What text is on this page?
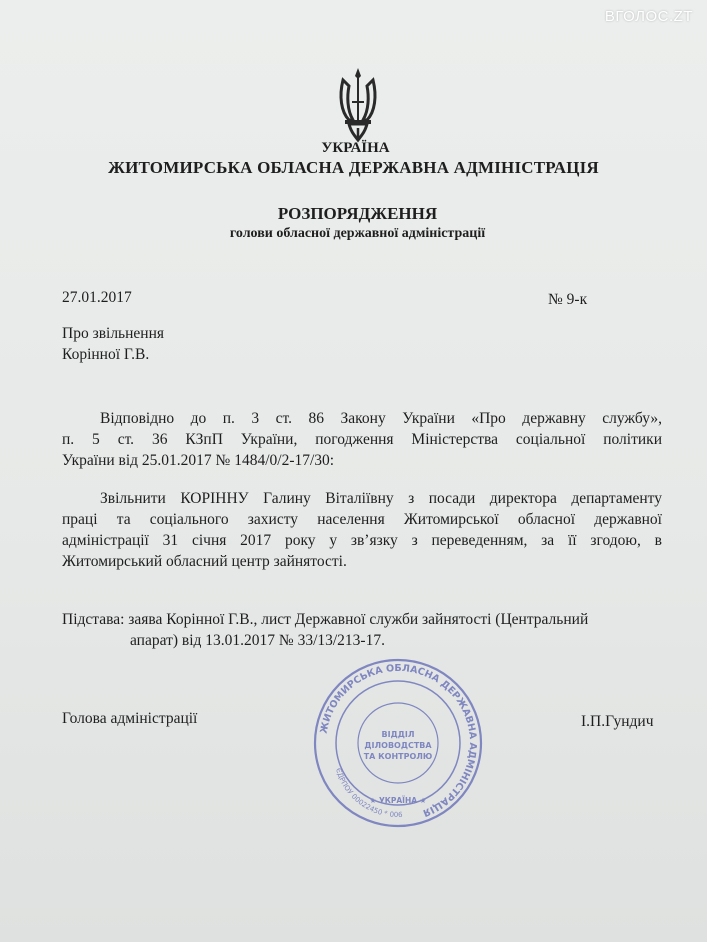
ВГОЛОС.ZT
УКРАЇНА
ЖИТОМИРСЬКА ОБЛАСНА ДЕРЖАВНА АДМІНІСТРАЦІЯ
РОЗПОРЯДЖЕННЯ
голови обласної державної адміністрації
27.01.2017	№ 9-к
Про звільнення
Корінної Г.В.
Відповідно до п. 3 ст. 86 Закону України «Про державну службу»,
п. 5 ст. 36 КЗпП України, погодження Міністерства соціальної політики
України від 25.01.2017 № 1484/0/2-17/30:
Звільнити КОРІННУ Галину Віталіївну з посади директора департаменту
праці та соціального захисту населення Житомирської обласної державної
адміністрації 31 січня 2017 року у зв’язку з переведенням, за її згодою, в
Житомирський обласний центр зайнятості.
Підстава: заява Корінної Г.В., лист Державної служби зайнятості (Центральний
апарат) від 13.01.2017 № 33/13/213-17.
Голова адміністрації	І.П.Гундич
ЖИТОМИРСЬКА ОБЛАСНА ДЕРЖАВНА АДМІНІСТРАЦІЯ
ЄДРПОУ 00022450 * 006
ВІДДІЛ
ДІЛОВОДСТВА
ТА КОНТРОЛЮ
★ УКРАЇНА ★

::::

Leave out the pictures and restate everything else word for word.

What text is on this page?
ВГОЛОС.ZT
УКРАЇНА
ЖИТОМИРСЬКА ОБЛАСНА ДЕРЖАВНА АДМІНІСТРАЦІЯ
РОЗПОРЯДЖЕННЯ
голови обласної державної адміністрації
27.01.2017	№ 9-к
Про звільнення
Корінної Г.В.
Відповідно до п. 3 ст. 86 Закону України «Про державну службу»,
п. 5 ст. 36 КЗпП України, погодження Міністерства соціальної політики
України від 25.01.2017 № 1484/0/2-17/30:
Звільнити КОРІННУ Галину Віталіївну з посади директора департаменту
праці та соціального захисту населення Житомирської обласної державної
адміністрації 31 січня 2017 року у зв’язку з переведенням, за її згодою, в
Житомирський обласний центр зайнятості.
Підстава: заява Корінної Г.В., лист Державної служби зайнятості (Центральний
апарат) від 13.01.2017 № 33/13/213-17.
Голова адміністрації	І.П.Гундич
ЖИТОМИРСЬКА ОБЛАСНА ДЕРЖАВНА АДМІНІСТРАЦІЯ
ЄДРПОУ 00022450 * 006
ВІДДІЛ
ДІЛОВОДСТВА
ТА КОНТРОЛЮ
★ УКРАЇНА ★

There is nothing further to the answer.